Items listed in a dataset
START
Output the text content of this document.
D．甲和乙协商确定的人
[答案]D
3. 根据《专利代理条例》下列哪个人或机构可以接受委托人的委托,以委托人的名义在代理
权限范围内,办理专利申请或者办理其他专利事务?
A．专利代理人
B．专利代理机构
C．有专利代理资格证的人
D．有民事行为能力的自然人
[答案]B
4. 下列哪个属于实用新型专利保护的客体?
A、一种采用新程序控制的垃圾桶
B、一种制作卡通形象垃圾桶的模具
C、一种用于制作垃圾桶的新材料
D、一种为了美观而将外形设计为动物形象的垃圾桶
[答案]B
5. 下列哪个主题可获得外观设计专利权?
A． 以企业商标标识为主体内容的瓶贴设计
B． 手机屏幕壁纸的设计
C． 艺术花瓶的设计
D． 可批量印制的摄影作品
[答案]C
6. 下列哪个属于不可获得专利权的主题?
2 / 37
END
> Directions
All of the lines above need to be given again exactly.

> Answer below
Output the text content of this document.
D．甲和乙协商确定的人
[答案]D
3. 根据《专利代理条例》下列哪个人或机构可以接受委托人的委托,以委托人的名义在代理
权限范围内,办理专利申请或者办理其他专利事务?
A．专利代理人
B．专利代理机构
C．有专利代理资格证的人
D．有民事行为能力的自然人
[答案]B
4. 下列哪个属于实用新型专利保护的客体?
A、一种采用新程序控制的垃圾桶
B、一种制作卡通形象垃圾桶的模具
C、一种用于制作垃圾桶的新材料
D、一种为了美观而将外形设计为动物形象的垃圾桶
[答案]B
5. 下列哪个主题可获得外观设计专利权?
A． 以企业商标标识为主体内容的瓶贴设计
B． 手机屏幕壁纸的设计
C． 艺术花瓶的设计
D． 可批量印制的摄影作品
[答案]C
6. 下列哪个属于不可获得专利权的主题?
2 / 37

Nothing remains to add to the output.